CHP’li Aykut Erdoğdu’dan ekonomik çöküşün tarihçesi

CHP İstanbul Milletvekili Aykut Erdoğdu, “ekonomik çöküşün tarihçesi” iddiasıyla Twitter hesabından bir dizi paylaşım yaptı.

CHP İstanbul Milletvekili Aykut Erdoğdu, "ekonomik çöküşün tarihçesi" iddiasıyla Twitter hesabından bir dizi paylaşım yaptı.

İşte Aykut Erdoğdu’nun o paylaşımları:

“Biz Türkiye ekonomisinin bu duruma geleceğini söylediğimizde… CeHaPe zihniyeti… İşiniz çamur atmak… Proceniz var mı deniliyordu…

1- Şimdi size ekonomik çöküşün ekonomik/politik tarihini bir seri tweetle hatırlatayım… Gerçeği bilirsek felaketi belki hafifletiriz…


2- Türkiye’nin çökertilme süreci 1950 ile başlar… 1980 ile devam eder… Son darbe 2002’de vurulmuştur… Biz 2002 ile başlayalım…

3- Halk yolsuzluk ve ayrımcılıktan bıkmıştı… Sistemi cezalandırmak istiyordu… Sistemi, sistemin en nefret ettiğiyle cezalandırdı..

4- 28 Şubat’ın aktörleri Halkın gözünde sistemin kendisiydi… İnananlara zulmeden!!! boğazına kadar yolsuzluğa bulaşmış asker ve siviller

5- Sistemi cezalandıracak figür üst akıl tarafından 1990’larda keşfedildi… İstanbul’un gelecek vaadeden Belediye Başkanı

“Kaşifler Erbakan’ı güvenilmez buluyordu, Erdoğan öne çıktı”

6- Tayyip Erdoğan’ın Hocası Erbakan milliydi… Kaşifler Erbakan’ı güvenilmez buluyordu… Erdoğan öne çıktı… Geleceğin Başbakanı atandı..

7- Geleceğin Başbakanı’na fon lazımdı… Belediyenin kaynakları cihadın!!! finansmanı için AKBİL vs ile hortumlandı…

8- Erdoğan için ortak üst akıl tarafından bulundu… Devletin kılcal damarlarına sızan Cemaat… 99’da birlikte üst akıldan onay aldılar…

9- Erbakan onların gözünde milli olduğu için akılsızdı… 2 ortak birlikte üst akılı önce ikna edecek sonra arkadan vuracaktı..

------------------------------------------------------------------------

--- Verilen Görev 1 ---
Verilen metinde adı geçen bütün kişileri listeleyin.
--- Verilen Görev 2 ---
Kayıtların en başından "nav-tab[interactable]: 나의메뉴 <box>336" ifadesini içeren satıra kadar her şeyi, bu satır da dahil olmak üzere, hiçbir değişiklik yapmadan çıktı olarak verin.
Metin ile kayıtlar ayrı kaynaklardan alınmıştır.

--- Veri Kayıtları ---
------------------------------------------------------------------------

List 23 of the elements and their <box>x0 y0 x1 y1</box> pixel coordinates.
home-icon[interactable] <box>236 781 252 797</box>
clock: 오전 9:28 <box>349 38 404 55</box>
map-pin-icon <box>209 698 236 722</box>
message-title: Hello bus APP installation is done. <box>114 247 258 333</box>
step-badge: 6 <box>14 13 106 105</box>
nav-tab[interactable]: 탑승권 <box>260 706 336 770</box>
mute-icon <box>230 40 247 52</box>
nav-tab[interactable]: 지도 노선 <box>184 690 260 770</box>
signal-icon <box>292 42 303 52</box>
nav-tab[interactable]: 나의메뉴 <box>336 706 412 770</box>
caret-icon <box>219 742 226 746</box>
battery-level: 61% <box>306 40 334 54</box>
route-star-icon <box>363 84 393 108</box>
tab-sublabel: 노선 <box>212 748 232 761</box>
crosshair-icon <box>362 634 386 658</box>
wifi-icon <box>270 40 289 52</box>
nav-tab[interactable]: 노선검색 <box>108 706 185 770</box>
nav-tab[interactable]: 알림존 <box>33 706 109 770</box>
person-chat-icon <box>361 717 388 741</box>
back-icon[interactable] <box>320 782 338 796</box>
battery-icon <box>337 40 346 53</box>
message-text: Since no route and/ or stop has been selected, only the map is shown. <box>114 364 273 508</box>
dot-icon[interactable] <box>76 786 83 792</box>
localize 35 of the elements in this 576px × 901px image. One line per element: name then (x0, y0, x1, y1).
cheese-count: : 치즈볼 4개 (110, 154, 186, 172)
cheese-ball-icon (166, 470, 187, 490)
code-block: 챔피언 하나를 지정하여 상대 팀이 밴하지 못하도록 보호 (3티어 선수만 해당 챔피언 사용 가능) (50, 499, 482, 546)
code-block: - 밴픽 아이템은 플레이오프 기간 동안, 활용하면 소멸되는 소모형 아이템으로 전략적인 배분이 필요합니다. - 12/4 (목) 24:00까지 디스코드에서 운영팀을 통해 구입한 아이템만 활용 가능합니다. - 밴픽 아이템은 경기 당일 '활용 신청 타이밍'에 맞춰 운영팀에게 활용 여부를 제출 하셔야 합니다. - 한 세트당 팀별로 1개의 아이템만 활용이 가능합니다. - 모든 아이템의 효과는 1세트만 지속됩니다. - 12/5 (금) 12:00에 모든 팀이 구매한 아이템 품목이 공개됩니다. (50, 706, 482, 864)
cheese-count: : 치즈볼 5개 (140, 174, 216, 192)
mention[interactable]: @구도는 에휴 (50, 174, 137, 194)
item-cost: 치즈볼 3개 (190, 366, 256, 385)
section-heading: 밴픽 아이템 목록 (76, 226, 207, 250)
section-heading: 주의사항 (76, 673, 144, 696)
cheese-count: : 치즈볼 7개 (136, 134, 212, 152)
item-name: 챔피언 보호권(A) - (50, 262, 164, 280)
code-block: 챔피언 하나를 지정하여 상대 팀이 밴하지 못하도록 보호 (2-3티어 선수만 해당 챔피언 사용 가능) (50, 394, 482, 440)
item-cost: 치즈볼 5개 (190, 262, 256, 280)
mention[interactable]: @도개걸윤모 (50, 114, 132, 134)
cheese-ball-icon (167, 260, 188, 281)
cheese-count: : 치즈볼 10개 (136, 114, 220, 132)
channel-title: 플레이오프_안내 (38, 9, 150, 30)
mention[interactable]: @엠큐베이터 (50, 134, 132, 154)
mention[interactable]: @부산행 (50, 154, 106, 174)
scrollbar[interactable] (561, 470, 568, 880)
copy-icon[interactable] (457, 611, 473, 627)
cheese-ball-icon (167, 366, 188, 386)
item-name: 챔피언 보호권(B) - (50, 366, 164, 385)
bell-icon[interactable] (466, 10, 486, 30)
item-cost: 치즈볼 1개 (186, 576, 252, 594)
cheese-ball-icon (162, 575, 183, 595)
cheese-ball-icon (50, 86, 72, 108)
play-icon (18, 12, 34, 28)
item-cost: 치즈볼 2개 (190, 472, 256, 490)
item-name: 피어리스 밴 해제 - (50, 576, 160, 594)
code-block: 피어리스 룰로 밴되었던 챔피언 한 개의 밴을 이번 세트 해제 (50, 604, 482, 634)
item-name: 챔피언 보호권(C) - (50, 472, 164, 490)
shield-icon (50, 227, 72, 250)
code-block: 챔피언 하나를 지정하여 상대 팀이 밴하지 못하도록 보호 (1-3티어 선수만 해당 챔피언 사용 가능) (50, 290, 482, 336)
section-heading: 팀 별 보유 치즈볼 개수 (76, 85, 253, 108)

------------------------------------------------------------------------

--- Sorunun Çözümü 1 ---
- Aykut Erdoğdu
- Tayyip Erdoğan
- Erbakan

--- Sorunun Çözümü 2 ---
List 23 of the elements and their <box>x0 y0 x1 y1</box> pixel coordinates.
home-icon[interactable] <box>236 781 252 797</box>
clock: 오전 9:28 <box>349 38 404 55</box>
map-pin-icon <box>209 698 236 722</box>
message-title: Hello bus APP installation is done. <box>114 247 258 333</box>
step-badge: 6 <box>14 13 106 105</box>
nav-tab[interactable]: 탑승권 <box>260 706 336 770</box>
mute-icon <box>230 40 247 52</box>
nav-tab[interactable]: 지도 노선 <box>184 690 260 770</box>
signal-icon <box>292 42 303 52</box>
nav-tab[interactable]: 나의메뉴 <box>336 706 412 770</box>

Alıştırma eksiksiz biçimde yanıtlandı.